▶ **PROVIDED RECORDS**:
********

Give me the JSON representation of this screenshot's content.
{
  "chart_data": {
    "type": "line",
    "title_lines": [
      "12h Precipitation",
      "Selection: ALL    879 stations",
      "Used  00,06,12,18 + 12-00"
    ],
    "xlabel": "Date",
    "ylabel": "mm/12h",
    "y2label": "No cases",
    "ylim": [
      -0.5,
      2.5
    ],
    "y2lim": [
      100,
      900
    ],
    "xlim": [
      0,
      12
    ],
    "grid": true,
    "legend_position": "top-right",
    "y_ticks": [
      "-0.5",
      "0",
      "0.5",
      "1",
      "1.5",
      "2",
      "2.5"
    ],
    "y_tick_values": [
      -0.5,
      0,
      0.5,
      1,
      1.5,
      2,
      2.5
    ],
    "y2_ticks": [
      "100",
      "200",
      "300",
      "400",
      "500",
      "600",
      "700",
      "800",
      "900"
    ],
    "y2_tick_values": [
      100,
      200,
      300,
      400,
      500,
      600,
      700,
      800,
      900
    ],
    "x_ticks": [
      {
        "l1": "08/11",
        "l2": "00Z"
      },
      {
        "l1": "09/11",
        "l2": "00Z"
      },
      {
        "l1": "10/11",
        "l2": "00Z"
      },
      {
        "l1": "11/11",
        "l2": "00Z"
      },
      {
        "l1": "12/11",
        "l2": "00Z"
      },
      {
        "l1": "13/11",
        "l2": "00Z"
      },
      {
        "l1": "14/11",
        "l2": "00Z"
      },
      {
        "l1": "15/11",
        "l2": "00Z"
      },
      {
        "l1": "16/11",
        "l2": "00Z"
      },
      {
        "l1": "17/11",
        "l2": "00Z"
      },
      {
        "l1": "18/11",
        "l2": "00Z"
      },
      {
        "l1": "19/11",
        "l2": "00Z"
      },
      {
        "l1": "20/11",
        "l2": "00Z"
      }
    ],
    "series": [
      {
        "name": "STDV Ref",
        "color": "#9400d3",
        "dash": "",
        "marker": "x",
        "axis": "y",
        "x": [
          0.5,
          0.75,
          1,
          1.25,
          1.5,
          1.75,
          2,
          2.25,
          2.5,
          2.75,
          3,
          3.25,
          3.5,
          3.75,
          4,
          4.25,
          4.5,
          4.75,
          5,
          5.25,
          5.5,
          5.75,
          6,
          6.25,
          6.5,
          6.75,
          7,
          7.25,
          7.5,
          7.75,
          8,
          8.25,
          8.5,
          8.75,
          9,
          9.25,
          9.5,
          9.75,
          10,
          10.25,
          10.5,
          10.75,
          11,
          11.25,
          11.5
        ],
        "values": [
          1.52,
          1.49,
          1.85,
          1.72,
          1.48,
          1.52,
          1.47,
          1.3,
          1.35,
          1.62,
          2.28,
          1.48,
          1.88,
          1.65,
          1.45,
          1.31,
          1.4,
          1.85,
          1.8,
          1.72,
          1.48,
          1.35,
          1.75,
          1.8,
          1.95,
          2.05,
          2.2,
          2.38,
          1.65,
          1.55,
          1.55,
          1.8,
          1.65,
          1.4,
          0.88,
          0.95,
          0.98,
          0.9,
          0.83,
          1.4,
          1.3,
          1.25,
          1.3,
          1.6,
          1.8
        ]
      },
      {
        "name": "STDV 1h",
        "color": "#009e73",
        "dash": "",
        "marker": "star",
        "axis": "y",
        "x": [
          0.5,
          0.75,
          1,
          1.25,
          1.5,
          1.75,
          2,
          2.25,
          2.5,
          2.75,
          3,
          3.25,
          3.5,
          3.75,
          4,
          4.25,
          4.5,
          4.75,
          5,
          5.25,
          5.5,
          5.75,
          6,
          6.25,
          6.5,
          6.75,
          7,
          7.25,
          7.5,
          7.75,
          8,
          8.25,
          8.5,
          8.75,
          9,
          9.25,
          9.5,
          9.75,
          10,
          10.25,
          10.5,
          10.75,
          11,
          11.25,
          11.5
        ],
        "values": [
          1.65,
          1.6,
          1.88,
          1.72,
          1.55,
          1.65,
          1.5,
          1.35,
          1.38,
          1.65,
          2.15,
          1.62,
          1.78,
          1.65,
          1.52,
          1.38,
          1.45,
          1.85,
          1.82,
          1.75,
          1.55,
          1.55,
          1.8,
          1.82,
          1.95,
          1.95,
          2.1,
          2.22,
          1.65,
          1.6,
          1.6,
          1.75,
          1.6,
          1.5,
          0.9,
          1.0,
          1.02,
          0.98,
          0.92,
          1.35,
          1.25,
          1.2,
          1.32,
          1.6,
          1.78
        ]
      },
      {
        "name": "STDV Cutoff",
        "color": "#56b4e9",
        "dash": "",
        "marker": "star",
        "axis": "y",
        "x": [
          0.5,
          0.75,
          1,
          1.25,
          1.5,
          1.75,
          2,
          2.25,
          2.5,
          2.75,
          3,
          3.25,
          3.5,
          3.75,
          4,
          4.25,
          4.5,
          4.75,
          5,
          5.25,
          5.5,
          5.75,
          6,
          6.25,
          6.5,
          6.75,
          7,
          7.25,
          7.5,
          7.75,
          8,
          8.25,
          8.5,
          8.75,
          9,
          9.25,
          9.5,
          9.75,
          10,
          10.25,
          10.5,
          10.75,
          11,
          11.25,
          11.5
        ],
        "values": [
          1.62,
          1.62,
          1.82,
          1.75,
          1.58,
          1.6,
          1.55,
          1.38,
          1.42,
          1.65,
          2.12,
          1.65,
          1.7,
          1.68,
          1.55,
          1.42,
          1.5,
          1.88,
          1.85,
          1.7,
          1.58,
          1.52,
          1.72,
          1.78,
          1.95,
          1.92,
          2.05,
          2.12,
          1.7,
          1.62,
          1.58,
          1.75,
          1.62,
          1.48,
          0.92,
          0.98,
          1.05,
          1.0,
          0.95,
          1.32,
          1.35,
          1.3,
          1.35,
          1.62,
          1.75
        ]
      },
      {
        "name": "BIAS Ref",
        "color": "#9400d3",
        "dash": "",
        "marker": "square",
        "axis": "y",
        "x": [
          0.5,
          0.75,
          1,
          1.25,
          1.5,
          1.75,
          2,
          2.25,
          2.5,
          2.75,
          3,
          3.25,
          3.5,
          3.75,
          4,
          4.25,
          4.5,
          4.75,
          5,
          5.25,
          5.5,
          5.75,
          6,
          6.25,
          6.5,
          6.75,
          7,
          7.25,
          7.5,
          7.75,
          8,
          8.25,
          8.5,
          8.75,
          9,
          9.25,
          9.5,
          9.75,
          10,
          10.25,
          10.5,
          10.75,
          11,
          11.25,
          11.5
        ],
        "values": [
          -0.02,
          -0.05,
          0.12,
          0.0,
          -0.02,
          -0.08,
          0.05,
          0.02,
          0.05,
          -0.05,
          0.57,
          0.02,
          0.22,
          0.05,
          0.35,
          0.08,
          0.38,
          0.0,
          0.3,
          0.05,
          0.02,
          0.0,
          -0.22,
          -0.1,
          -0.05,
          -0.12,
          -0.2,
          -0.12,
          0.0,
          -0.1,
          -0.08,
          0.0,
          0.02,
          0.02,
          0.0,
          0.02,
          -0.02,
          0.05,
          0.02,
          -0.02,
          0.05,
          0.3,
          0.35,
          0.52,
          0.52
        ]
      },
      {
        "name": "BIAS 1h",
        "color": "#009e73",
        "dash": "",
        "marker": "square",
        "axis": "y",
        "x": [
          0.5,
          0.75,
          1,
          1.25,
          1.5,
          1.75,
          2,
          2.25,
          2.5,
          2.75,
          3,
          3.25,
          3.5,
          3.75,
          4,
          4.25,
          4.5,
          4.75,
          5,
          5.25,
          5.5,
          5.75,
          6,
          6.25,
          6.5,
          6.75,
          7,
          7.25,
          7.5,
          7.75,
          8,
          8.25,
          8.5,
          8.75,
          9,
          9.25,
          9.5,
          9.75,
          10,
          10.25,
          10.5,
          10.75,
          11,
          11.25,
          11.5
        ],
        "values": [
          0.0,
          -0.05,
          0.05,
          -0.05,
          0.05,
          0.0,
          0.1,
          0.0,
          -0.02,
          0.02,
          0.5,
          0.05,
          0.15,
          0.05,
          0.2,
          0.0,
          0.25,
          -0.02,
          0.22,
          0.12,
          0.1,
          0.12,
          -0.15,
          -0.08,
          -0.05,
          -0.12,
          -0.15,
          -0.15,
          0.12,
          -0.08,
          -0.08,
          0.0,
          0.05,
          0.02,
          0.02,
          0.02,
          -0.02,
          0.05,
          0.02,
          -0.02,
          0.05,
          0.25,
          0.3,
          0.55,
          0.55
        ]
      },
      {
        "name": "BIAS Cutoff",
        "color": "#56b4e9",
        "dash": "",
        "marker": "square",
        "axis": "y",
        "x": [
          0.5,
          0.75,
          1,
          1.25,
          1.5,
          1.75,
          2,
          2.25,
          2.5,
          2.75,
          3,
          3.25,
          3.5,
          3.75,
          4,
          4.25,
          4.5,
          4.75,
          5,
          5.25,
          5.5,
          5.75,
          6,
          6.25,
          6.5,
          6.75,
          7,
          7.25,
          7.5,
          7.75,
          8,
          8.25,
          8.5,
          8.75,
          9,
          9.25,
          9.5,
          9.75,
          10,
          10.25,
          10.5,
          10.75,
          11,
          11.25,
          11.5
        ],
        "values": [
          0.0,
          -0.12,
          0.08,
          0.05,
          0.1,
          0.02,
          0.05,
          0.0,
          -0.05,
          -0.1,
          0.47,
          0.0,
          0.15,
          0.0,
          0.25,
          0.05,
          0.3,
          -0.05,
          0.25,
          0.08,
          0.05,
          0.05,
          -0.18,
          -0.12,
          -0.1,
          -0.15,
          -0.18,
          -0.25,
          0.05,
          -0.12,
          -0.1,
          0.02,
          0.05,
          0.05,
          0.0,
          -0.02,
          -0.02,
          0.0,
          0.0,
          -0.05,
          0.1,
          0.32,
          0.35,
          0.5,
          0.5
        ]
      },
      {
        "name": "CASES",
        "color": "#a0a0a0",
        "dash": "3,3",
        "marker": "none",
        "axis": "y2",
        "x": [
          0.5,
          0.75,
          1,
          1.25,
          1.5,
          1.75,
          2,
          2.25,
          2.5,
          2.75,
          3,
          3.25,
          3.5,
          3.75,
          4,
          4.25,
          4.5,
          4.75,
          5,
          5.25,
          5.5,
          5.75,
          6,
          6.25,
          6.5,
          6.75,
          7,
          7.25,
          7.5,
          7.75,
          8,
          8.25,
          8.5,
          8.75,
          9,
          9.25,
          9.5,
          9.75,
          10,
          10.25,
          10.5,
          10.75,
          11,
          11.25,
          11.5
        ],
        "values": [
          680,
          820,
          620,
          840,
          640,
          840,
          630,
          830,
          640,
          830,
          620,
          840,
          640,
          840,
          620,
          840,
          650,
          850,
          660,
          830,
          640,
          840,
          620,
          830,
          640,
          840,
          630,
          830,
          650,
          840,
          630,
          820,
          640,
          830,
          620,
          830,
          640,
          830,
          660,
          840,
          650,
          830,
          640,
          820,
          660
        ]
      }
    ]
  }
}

********

▶ **WHAT THE EXERCISE ASKS**: Select every line where the word "name" occurs.

▶ **CORRECT OUTPUT**:
        "name": "STDV Ref",
        "name": "STDV 1h",
        "name": "STDV Cutoff",
        "name": "BIAS Ref",
        "name": "BIAS 1h",
        "name": "BIAS Cutoff",
        "name": "CASES",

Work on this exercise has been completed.